Work to do = Every line of the material that follows must be printed again exactly.

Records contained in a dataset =
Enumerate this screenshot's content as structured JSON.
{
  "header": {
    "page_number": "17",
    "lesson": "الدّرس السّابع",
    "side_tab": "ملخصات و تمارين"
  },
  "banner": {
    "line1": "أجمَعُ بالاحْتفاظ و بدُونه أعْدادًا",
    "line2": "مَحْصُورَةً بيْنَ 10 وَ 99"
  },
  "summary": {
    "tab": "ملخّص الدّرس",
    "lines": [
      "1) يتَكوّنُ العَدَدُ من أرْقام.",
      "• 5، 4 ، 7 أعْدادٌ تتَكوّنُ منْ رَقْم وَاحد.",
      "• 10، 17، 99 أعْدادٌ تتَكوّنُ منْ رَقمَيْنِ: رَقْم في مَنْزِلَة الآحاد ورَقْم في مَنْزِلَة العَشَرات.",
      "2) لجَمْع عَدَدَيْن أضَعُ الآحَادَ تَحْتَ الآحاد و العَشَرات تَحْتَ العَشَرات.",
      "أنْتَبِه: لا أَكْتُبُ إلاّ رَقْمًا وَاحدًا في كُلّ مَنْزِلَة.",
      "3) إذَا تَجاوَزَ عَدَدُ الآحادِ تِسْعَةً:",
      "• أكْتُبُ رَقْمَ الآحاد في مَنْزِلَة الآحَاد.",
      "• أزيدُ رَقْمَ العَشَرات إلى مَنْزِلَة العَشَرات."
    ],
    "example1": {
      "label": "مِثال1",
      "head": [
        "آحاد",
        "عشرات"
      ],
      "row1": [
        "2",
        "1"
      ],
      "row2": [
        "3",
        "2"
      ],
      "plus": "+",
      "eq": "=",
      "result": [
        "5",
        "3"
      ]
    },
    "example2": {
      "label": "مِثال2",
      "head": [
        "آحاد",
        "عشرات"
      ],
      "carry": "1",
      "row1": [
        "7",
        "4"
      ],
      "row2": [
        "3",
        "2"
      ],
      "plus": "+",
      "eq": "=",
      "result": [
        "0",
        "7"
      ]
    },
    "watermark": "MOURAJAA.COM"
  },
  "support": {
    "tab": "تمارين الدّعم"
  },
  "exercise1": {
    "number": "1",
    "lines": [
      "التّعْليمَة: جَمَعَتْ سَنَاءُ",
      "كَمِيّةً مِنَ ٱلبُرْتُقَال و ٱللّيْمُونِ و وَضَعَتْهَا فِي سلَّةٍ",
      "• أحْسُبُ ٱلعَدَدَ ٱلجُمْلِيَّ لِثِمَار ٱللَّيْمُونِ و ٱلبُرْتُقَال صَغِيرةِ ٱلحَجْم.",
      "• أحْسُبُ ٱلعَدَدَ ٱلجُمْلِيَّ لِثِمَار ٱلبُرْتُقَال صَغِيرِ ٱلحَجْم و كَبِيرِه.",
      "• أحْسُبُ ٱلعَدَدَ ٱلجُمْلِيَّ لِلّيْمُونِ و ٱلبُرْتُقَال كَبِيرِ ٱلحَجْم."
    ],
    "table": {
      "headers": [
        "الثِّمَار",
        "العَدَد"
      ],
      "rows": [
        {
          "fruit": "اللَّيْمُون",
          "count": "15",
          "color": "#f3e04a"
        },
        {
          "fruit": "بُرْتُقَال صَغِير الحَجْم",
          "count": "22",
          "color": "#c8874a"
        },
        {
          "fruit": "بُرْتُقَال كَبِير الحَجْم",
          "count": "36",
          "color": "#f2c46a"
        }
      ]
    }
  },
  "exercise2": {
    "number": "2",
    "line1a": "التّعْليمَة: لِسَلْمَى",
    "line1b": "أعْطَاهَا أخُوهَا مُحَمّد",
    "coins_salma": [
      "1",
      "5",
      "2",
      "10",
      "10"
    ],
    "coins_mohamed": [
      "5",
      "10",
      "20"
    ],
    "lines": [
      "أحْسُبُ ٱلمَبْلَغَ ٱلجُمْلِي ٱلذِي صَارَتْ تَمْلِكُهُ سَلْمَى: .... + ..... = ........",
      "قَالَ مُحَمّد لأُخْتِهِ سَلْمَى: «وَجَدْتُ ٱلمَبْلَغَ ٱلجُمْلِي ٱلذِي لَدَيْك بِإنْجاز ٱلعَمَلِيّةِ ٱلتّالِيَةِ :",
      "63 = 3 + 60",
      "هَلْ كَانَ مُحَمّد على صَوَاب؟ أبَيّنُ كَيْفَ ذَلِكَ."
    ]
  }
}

Answer to this problem =
Enumerate this screenshot's content as structured JSON.
{
  "header": {
    "page_number": "17",
    "lesson": "الدّرس السّابع",
    "side_tab": "ملخصات و تمارين"
  },
  "banner": {
    "line1": "أجمَعُ بالاحْتفاظ و بدُونه أعْدادًا",
    "line2": "مَحْصُورَةً بيْنَ 10 وَ 99"
  },
  "summary": {
    "tab": "ملخّص الدّرس",
    "lines": [
      "1) يتَكوّنُ العَدَدُ من أرْقام.",
      "• 5، 4 ، 7 أعْدادٌ تتَكوّنُ منْ رَقْم وَاحد.",
      "• 10، 17، 99 أعْدادٌ تتَكوّنُ منْ رَقمَيْنِ: رَقْم في مَنْزِلَة الآحاد ورَقْم في مَنْزِلَة العَشَرات.",
      "2) لجَمْع عَدَدَيْن أضَعُ الآحَادَ تَحْتَ الآحاد و العَشَرات تَحْتَ العَشَرات.",
      "أنْتَبِه: لا أَكْتُبُ إلاّ رَقْمًا وَاحدًا في كُلّ مَنْزِلَة.",
      "3) إذَا تَجاوَزَ عَدَدُ الآحادِ تِسْعَةً:",
      "• أكْتُبُ رَقْمَ الآحاد في مَنْزِلَة الآحَاد.",
      "• أزيدُ رَقْمَ العَشَرات إلى مَنْزِلَة العَشَرات."
    ],
    "example1": {
      "label": "مِثال1",
      "head": [
        "آحاد",
        "عشرات"
      ],
      "row1": [
        "2",
        "1"
      ],
      "row2": [
        "3",
        "2"
      ],
      "plus": "+",
      "eq": "=",
      "result": [
        "5",
        "3"
      ]
    },
    "example2": {
      "label": "مِثال2",
      "head": [
        "آحاد",
        "عشرات"
      ],
      "carry": "1",
      "row1": [
        "7",
        "4"
      ],
      "row2": [
        "3",
        "2"
      ],
      "plus": "+",
      "eq": "=",
      "result": [
        "0",
        "7"
      ]
    },
    "watermark": "MOURAJAA.COM"
  },
  "support": {
    "tab": "تمارين الدّعم"
  },
  "exercise1": {
    "number": "1",
    "lines": [
      "التّعْليمَة: جَمَعَتْ سَنَاءُ",
      "كَمِيّةً مِنَ ٱلبُرْتُقَال و ٱللّيْمُونِ و وَضَعَتْهَا فِي سلَّةٍ",
      "• أحْسُبُ ٱلعَدَدَ ٱلجُمْلِيَّ لِثِمَار ٱللَّيْمُونِ و ٱلبُرْتُقَال صَغِيرةِ ٱلحَجْم.",
      "• أحْسُبُ ٱلعَدَدَ ٱلجُمْلِيَّ لِثِمَار ٱلبُرْتُقَال صَغِيرِ ٱلحَجْم و كَبِيرِه.",
      "• أحْسُبُ ٱلعَدَدَ ٱلجُمْلِيَّ لِلّيْمُونِ و ٱلبُرْتُقَال كَبِيرِ ٱلحَجْم."
    ],
    "table": {
      "headers": [
        "الثِّمَار",
        "العَدَد"
      ],
      "rows": [
        {
          "fruit": "اللَّيْمُون",
          "count": "15",
          "color": "#f3e04a"
        },
        {
          "fruit": "بُرْتُقَال صَغِير الحَجْم",
          "count": "22",
          "color": "#c8874a"
        },
        {
          "fruit": "بُرْتُقَال كَبِير الحَجْم",
          "count": "36",
          "color": "#f2c46a"
        }
      ]
    }
  },
  "exercise2": {
    "number": "2",
    "line1a": "التّعْليمَة: لِسَلْمَى",
    "line1b": "أعْطَاهَا أخُوهَا مُحَمّد",
    "coins_salma": [
      "1",
      "5",
      "2",
      "10",
      "10"
    ],
    "coins_mohamed": [
      "5",
      "10",
      "20"
    ],
    "lines": [
      "أحْسُبُ ٱلمَبْلَغَ ٱلجُمْلِي ٱلذِي صَارَتْ تَمْلِكُهُ سَلْمَى: .... + ..... = ........",
      "قَالَ مُحَمّد لأُخْتِهِ سَلْمَى: «وَجَدْتُ ٱلمَبْلَغَ ٱلجُمْلِي ٱلذِي لَدَيْك بِإنْجاز ٱلعَمَلِيّةِ ٱلتّالِيَةِ :",
      "63 = 3 + 60",
      "هَلْ كَانَ مُحَمّد على صَوَاب؟ أبَيّنُ كَيْفَ ذَلِكَ."
    ]
  }
}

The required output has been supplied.